** BEGIN **
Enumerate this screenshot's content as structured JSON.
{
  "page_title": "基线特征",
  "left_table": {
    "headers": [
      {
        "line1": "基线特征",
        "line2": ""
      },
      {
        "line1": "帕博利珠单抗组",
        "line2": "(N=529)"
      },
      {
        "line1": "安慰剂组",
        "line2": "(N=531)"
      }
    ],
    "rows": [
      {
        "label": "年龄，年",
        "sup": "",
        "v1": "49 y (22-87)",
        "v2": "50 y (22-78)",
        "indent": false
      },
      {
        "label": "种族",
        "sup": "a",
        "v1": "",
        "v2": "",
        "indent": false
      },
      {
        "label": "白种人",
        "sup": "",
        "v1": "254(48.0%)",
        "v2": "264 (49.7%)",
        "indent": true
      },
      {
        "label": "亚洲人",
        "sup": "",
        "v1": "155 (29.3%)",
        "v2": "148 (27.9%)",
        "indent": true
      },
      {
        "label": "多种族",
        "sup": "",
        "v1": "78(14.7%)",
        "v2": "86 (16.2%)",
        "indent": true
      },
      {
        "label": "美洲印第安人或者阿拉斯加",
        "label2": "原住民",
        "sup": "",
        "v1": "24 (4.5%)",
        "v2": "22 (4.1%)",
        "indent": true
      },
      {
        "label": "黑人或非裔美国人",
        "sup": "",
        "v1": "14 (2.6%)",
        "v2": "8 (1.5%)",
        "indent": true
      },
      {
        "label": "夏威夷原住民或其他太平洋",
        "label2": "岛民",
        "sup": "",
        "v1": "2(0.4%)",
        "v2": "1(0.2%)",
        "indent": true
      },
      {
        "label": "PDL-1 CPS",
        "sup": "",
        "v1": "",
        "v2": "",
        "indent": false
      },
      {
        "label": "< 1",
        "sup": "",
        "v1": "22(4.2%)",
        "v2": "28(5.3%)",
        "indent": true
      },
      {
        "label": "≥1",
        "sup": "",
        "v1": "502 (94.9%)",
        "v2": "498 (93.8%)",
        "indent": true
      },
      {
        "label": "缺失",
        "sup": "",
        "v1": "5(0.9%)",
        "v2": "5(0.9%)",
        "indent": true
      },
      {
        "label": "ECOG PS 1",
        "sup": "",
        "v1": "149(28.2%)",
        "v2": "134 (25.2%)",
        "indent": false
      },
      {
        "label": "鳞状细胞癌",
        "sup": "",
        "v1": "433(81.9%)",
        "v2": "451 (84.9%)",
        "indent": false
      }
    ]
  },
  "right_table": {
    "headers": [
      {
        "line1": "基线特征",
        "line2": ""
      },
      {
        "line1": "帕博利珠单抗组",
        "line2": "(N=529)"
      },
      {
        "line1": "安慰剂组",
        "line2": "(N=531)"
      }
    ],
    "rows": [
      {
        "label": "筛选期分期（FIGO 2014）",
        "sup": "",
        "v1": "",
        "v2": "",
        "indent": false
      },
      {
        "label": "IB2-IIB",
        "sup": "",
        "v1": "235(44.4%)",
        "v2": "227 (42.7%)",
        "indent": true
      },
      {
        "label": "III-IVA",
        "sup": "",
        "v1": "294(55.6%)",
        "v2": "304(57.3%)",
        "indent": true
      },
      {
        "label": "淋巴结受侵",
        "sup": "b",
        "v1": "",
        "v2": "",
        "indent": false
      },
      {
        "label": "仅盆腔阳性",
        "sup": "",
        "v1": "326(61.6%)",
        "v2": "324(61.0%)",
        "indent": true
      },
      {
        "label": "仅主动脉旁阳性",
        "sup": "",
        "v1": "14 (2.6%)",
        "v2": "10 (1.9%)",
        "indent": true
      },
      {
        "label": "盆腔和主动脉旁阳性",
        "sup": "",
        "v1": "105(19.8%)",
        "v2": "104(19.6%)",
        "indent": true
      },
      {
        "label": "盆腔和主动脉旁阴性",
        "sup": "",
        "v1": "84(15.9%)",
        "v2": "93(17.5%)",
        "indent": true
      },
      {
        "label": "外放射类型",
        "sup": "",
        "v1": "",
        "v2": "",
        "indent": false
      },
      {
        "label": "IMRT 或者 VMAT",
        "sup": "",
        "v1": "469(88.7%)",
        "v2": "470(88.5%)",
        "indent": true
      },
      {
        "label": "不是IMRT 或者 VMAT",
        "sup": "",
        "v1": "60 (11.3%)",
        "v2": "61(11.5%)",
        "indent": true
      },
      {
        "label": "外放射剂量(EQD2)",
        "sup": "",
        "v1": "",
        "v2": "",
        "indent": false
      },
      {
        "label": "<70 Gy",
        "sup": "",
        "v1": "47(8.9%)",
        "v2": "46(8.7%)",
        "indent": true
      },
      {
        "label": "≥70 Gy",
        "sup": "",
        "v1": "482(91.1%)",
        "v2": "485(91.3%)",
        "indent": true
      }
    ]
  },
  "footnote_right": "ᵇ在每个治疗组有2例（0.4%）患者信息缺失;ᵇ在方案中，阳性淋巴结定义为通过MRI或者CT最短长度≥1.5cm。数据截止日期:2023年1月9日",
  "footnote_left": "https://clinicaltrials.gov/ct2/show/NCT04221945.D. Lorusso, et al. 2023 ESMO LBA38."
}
** END **
## Task brief
Go through the records above and retype each one exactly.

## Output for this exercise
Enumerate this screenshot's content as structured JSON.
{
  "page_title": "基线特征",
  "left_table": {
    "headers": [
      {
        "line1": "基线特征",
        "line2": ""
      },
      {
        "line1": "帕博利珠单抗组",
        "line2": "(N=529)"
      },
      {
        "line1": "安慰剂组",
        "line2": "(N=531)"
      }
    ],
    "rows": [
      {
        "label": "年龄，年",
        "sup": "",
        "v1": "49 y (22-87)",
        "v2": "50 y (22-78)",
        "indent": false
      },
      {
        "label": "种族",
        "sup": "a",
        "v1": "",
        "v2": "",
        "indent": false
      },
      {
        "label": "白种人",
        "sup": "",
        "v1": "254(48.0%)",
        "v2": "264 (49.7%)",
        "indent": true
      },
      {
        "label": "亚洲人",
        "sup": "",
        "v1": "155 (29.3%)",
        "v2": "148 (27.9%)",
        "indent": true
      },
      {
        "label": "多种族",
        "sup": "",
        "v1": "78(14.7%)",
        "v2": "86 (16.2%)",
        "indent": true
      },
      {
        "label": "美洲印第安人或者阿拉斯加",
        "label2": "原住民",
        "sup": "",
        "v1": "24 (4.5%)",
        "v2": "22 (4.1%)",
        "indent": true
      },
      {
        "label": "黑人或非裔美国人",
        "sup": "",
        "v1": "14 (2.6%)",
        "v2": "8 (1.5%)",
        "indent": true
      },
      {
        "label": "夏威夷原住民或其他太平洋",
        "label2": "岛民",
        "sup": "",
        "v1": "2(0.4%)",
        "v2": "1(0.2%)",
        "indent": true
      },
      {
        "label": "PDL-1 CPS",
        "sup": "",
        "v1": "",
        "v2": "",
        "indent": false
      },
      {
        "label": "< 1",
        "sup": "",
        "v1": "22(4.2%)",
        "v2": "28(5.3%)",
        "indent": true
      },
      {
        "label": "≥1",
        "sup": "",
        "v1": "502 (94.9%)",
        "v2": "498 (93.8%)",
        "indent": true
      },
      {
        "label": "缺失",
        "sup": "",
        "v1": "5(0.9%)",
        "v2": "5(0.9%)",
        "indent": true
      },
      {
        "label": "ECOG PS 1",
        "sup": "",
        "v1": "149(28.2%)",
        "v2": "134 (25.2%)",
        "indent": false
      },
      {
        "label": "鳞状细胞癌",
        "sup": "",
        "v1": "433(81.9%)",
        "v2": "451 (84.9%)",
        "indent": false
      }
    ]
  },
  "right_table": {
    "headers": [
      {
        "line1": "基线特征",
        "line2": ""
      },
      {
        "line1": "帕博利珠单抗组",
        "line2": "(N=529)"
      },
      {
        "line1": "安慰剂组",
        "line2": "(N=531)"
      }
    ],
    "rows": [
      {
        "label": "筛选期分期（FIGO 2014）",
        "sup": "",
        "v1": "",
        "v2": "",
        "indent": false
      },
      {
        "label": "IB2-IIB",
        "sup": "",
        "v1": "235(44.4%)",
        "v2": "227 (42.7%)",
        "indent": true
      },
      {
        "label": "III-IVA",
        "sup": "",
        "v1": "294(55.6%)",
        "v2": "304(57.3%)",
        "indent": true
      },
      {
        "label": "淋巴结受侵",
        "sup": "b",
        "v1": "",
        "v2": "",
        "indent": false
      },
      {
        "label": "仅盆腔阳性",
        "sup": "",
        "v1": "326(61.6%)",
        "v2": "324(61.0%)",
        "indent": true
      },
      {
        "label": "仅主动脉旁阳性",
        "sup": "",
        "v1": "14 (2.6%)",
        "v2": "10 (1.9%)",
        "indent": true
      },
      {
        "label": "盆腔和主动脉旁阳性",
        "sup": "",
        "v1": "105(19.8%)",
        "v2": "104(19.6%)",
        "indent": true
      },
      {
        "label": "盆腔和主动脉旁阴性",
        "sup": "",
        "v1": "84(15.9%)",
        "v2": "93(17.5%)",
        "indent": true
      },
      {
        "label": "外放射类型",
        "sup": "",
        "v1": "",
        "v2": "",
        "indent": false
      },
      {
        "label": "IMRT 或者 VMAT",
        "sup": "",
        "v1": "469(88.7%)",
        "v2": "470(88.5%)",
        "indent": true
      },
      {
        "label": "不是IMRT 或者 VMAT",
        "sup": "",
        "v1": "60 (11.3%)",
        "v2": "61(11.5%)",
        "indent": true
      },
      {
        "label": "外放射剂量(EQD2)",
        "sup": "",
        "v1": "",
        "v2": "",
        "indent": false
      },
      {
        "label": "<70 Gy",
        "sup": "",
        "v1": "47(8.9%)",
        "v2": "46(8.7%)",
        "indent": true
      },
      {
        "label": "≥70 Gy",
        "sup": "",
        "v1": "482(91.1%)",
        "v2": "485(91.3%)",
        "indent": true
      }
    ]
  },
  "footnote_right": "ᵇ在每个治疗组有2例（0.4%）患者信息缺失;ᵇ在方案中，阳性淋巴结定义为通过MRI或者CT最短长度≥1.5cm。数据截止日期:2023年1月9日",
  "footnote_left": "https://clinicaltrials.gov/ct2/show/NCT04221945.D. Lorusso, et al. 2023 ESMO LBA38."
}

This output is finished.